TASK TO CARRY OUT: Return the listing below verbatim. Pictures do not belong in the copy.

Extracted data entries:
┏━━

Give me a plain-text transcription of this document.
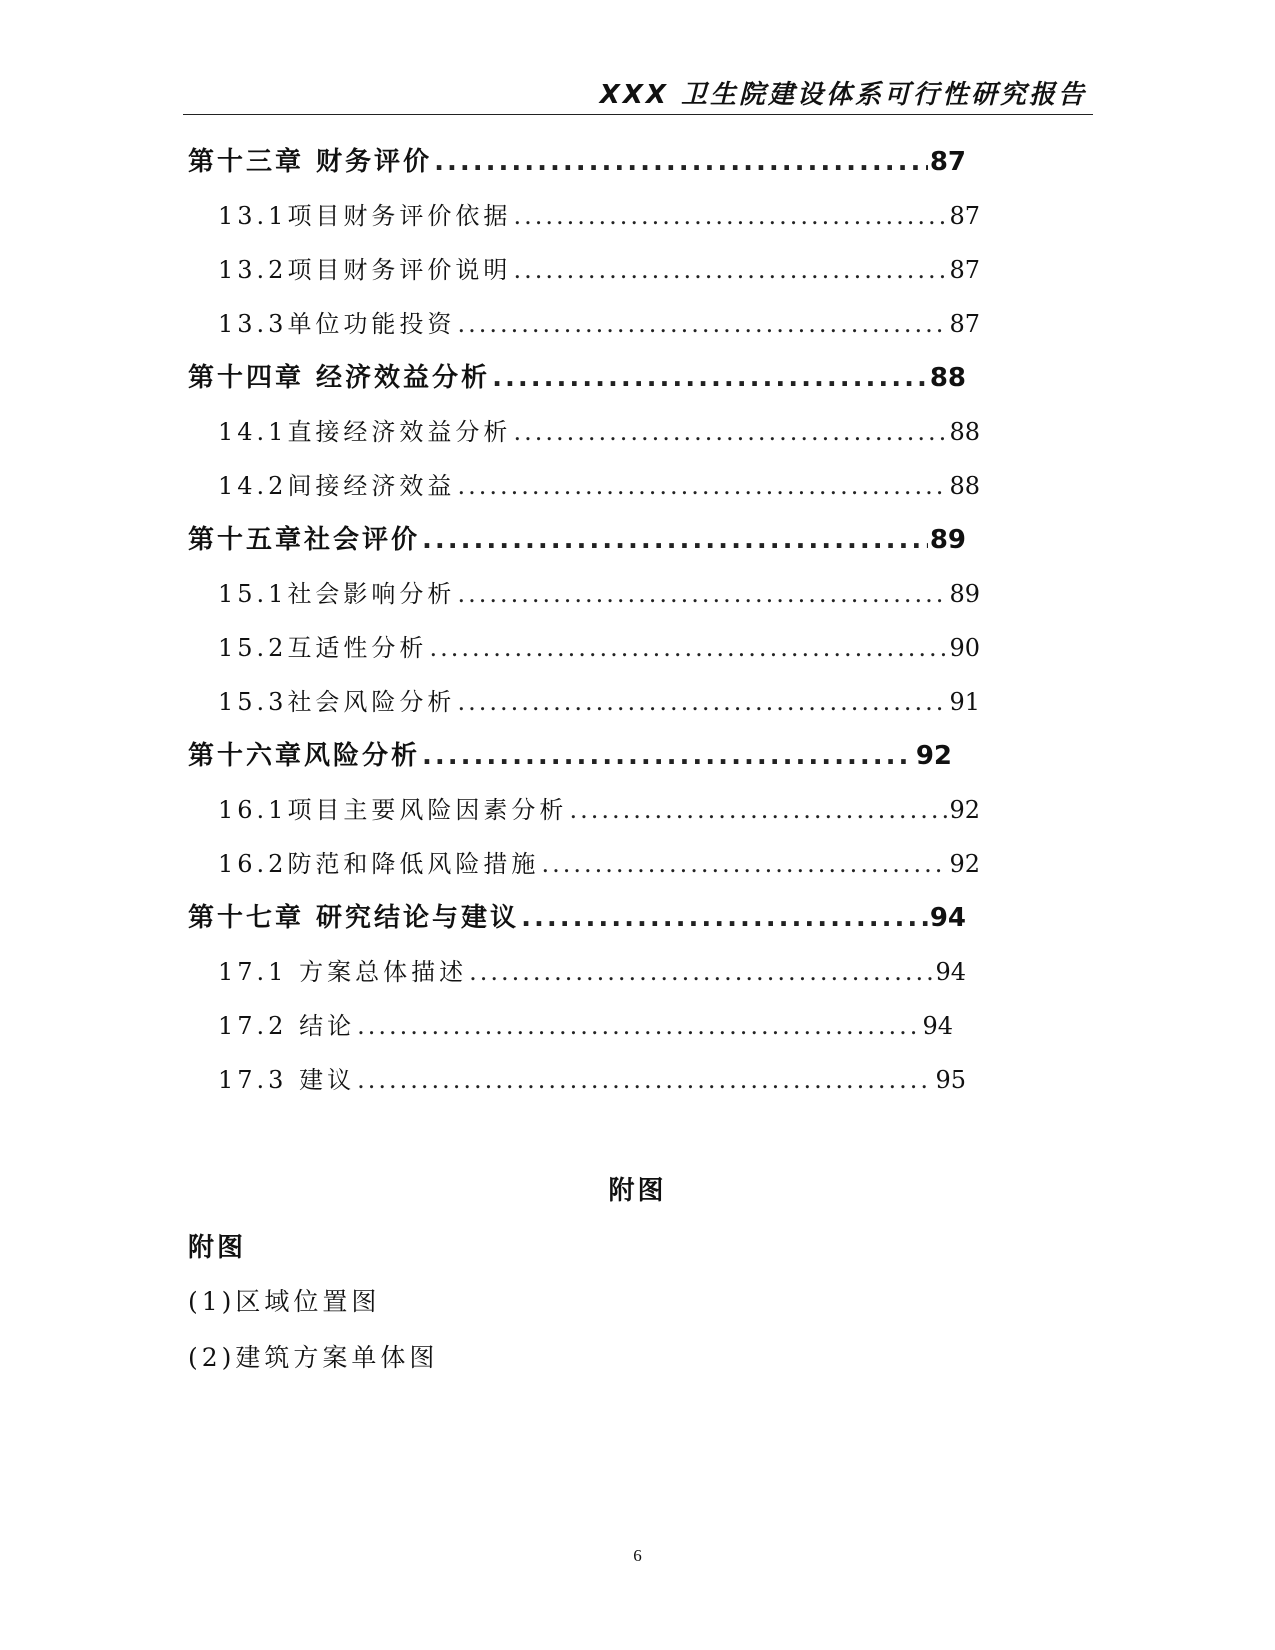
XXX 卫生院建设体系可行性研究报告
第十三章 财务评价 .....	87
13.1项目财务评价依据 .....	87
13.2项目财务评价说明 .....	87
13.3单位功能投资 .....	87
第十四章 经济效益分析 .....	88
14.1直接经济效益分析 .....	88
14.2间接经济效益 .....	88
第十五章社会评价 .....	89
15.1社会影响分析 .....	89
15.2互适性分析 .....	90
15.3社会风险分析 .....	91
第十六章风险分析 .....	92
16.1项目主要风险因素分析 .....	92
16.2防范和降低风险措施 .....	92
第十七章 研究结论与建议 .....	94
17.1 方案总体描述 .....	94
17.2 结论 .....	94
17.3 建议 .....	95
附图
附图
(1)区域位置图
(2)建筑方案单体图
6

┗━━

SOLUTION TO THIS EXERCISE:
Give me a plain-text transcription of this document.
XXX 卫生院建设体系可行性研究报告
第十三章 财务评价 .....	87
13.1项目财务评价依据 .....	87
13.2项目财务评价说明 .....	87
13.3单位功能投资 .....	87
第十四章 经济效益分析 .....	88
14.1直接经济效益分析 .....	88
14.2间接经济效益 .....	88
第十五章社会评价 .....	89
15.1社会影响分析 .....	89
15.2互适性分析 .....	90
15.3社会风险分析 .....	91
第十六章风险分析 .....	92
16.1项目主要风险因素分析 .....	92
16.2防范和降低风险措施 .....	92
第十七章 研究结论与建议 .....	94
17.1 方案总体描述 .....	94
17.2 结论 .....	94
17.3 建议 .....	95
附图
附图
(1)区域位置图
(2)建筑方案单体图
6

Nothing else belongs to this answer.